## Text block

Logo: random data visualization

tird

tird (an acronym for "this is random data") is a tool for encrypting file contents and hiding random data among other random data.

screenshot: menu

Features

  • tird is a single Python module with no external dependencies (uses hashlib module from the standard library for keyfile hashing, keys derivation and for encryption).
  • tird has no config file and no command line options (except -d/--debug). Looking at the shell history will not provide information on how tird was used.
  • The result of encryption (mode 2) is PURB-like objects (call this "cryptoblob").
  • Cryptoblobs are indistinguishable from random data.
  • tird uses randomized padding with max size up to 20% (by default) of the message size.
  • tird allows you to hide cryptoblobs among other random data (mode 6), use arrays of any other random data as containers for hiding cryptoblobs. Thus, deniable encryption is implemented.
  • Auxiliary modes (8 and 9) allow you to create arrays of random data: create files with random data (mode 8) and overwrite files or devices with random data (mode 9) for subsequent hiding of cryptoblobs.
  • tird supports an unlimited number of passphrases and keyfiles for encryption.
  • Directories and devices can also be used as keys.
  • tird allows you to add comments (description) and an authentication tag to the encrypted file contents.
  • Any file larger than a certain minimum size is a valid tird cryptoblob: the use of any keys when decrypting will give some output with the result completed successfully.
  • tird only provides symmetric encryption with stream cipher based on XORing plaintext with keystream blocks.
  • SHAKE256 XOF output is used to create keystream blocks.
  • When encrypting, you can set custom values: randomized padding max %, catpig memory-hard function space and time, and optionally add fake authentication tag.
  • tird can also be called software for steganography: a cryptoblob can be written over a flash drive or disk. Then the existence of a cryptoblob cannot be detected without statistical analysis to identify areas of high entropy (even this will only suspect, not prove the existence of a cryptoblob).
  • If random data is encrypted with default options (without MAC and comments specified), then it is impossible to prove that this or that key was used for encryption: the decryption result will always be random data.
  • tird does not force you to use any standard extension for output file names. The name of the output file is always set by the user.
  • Keyed BLAKE2b is used for creating message authentication code (MAC is added by default and can be optionally faked). Adding a MAC will help you check the integrity of the data when decrypting.
  • tird does not provide reliable data on whether the entered dectyption keys are correct. This is based on the fact that adding an authentication tag is optional. If a MAC was added during encryption, then when using the correct key, it can be reported "authentication failed!" and "completed successfully". If the MAC was not added during encryption (this is the default behavior), then the only way to find out to pick up the correct key is to statistically analyze the output files.

Tradeoffs and limitations

  • tird does not support asymmetric encryption and signatures.

## Exercise set
A. Quote the tird description from "screenshot: menu" to "the message size.".
B. In the entries, update the lines from the line with "annotation-label: A₃ (266, 180, 280, 195)" to the line with "annotation-label: A₁ (250, 206, 264, 221)" by putting "callout-label" in place of "annotation-label" and changing nothing else. Return only those lines.
The entries and the tird description come from unrelated sources.

## Input rows
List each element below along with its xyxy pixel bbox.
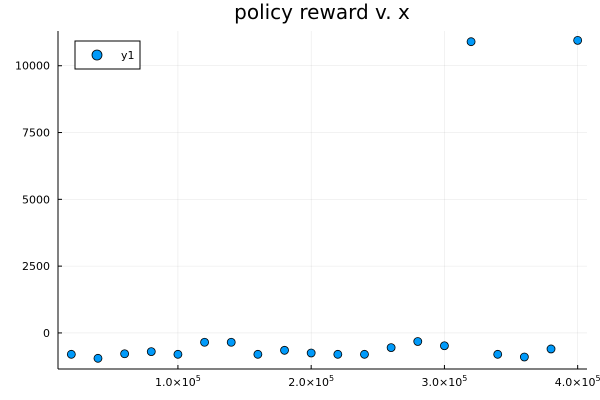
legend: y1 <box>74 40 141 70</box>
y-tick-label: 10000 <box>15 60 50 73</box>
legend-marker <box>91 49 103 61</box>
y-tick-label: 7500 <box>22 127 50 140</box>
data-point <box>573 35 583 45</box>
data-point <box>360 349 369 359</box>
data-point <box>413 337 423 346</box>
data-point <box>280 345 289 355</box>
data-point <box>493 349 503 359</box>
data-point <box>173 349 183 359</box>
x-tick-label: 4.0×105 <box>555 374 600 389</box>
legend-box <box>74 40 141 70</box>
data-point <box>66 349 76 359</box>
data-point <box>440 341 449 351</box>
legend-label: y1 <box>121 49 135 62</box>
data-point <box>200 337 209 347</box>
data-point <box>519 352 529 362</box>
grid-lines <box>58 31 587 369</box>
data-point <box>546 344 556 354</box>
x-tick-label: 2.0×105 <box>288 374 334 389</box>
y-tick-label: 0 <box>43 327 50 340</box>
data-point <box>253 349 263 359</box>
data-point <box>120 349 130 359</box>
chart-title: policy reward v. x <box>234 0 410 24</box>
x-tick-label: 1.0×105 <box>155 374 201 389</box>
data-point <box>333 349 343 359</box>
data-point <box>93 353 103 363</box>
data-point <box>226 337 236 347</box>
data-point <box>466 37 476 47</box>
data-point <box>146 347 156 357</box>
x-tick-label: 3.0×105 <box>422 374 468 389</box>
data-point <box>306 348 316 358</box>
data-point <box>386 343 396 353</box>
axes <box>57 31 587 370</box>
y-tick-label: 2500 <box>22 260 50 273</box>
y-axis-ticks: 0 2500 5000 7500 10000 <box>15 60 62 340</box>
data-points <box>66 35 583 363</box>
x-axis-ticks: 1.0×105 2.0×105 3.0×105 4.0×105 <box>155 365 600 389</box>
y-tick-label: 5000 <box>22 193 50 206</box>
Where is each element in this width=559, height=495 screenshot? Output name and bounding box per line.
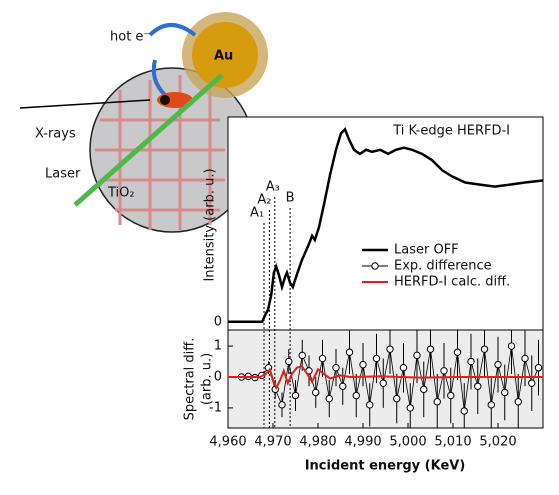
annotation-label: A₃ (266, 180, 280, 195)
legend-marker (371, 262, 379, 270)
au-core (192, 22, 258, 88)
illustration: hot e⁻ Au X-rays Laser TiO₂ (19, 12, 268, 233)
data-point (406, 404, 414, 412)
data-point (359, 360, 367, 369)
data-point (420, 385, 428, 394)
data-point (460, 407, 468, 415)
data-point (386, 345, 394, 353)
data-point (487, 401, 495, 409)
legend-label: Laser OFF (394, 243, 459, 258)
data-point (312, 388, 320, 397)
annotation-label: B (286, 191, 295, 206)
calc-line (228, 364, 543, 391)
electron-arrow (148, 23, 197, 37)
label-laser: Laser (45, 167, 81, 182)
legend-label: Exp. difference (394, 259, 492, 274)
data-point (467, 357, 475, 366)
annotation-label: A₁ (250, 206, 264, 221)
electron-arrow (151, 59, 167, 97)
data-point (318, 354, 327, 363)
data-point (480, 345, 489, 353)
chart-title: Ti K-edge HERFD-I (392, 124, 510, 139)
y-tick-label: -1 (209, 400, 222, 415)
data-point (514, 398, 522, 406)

## Answer list
A.
screenshot: menu

Features

  • tird is a single Python module with no external dependencies (uses hashlib module from the standard library for keyfile hashing, keys derivation and for encryption).
  • tird has no config file and no command line options (except -d/--debug). Looking at the shell history will not provide information on how tird was used.
  • The result of encryption (mode 2) is PURB-like objects (call this "cryptoblob").
  • Cryptoblobs are indistinguishable from random data.
  • tird uses randomized padding with max size up to 20% (by default) of the message size.

B.
callout-label: A₃ (266, 180, 280, 195)
legend-marker (371, 262, 379, 270)
au-core (192, 22, 258, 88)
illustration: hot e⁻ Au X-rays Laser TiO₂ (19, 12, 268, 233)
data-point (406, 404, 414, 412)
data-point (359, 360, 367, 369)
data-point (420, 385, 428, 394)
data-point (460, 407, 468, 415)
data-point (386, 345, 394, 353)
data-point (487, 401, 495, 409)
legend-label: Laser OFF (394, 243, 459, 258)
data-point (312, 388, 320, 397)
callout-label: B (286, 191, 295, 206)
calc-line (228, 364, 543, 391)
electron-arrow (148, 23, 197, 37)
label-laser: Laser (45, 167, 81, 182)
legend-label: Exp. difference (394, 259, 492, 274)
data-point (467, 357, 475, 366)
callout-label: A₁ (250, 206, 264, 221)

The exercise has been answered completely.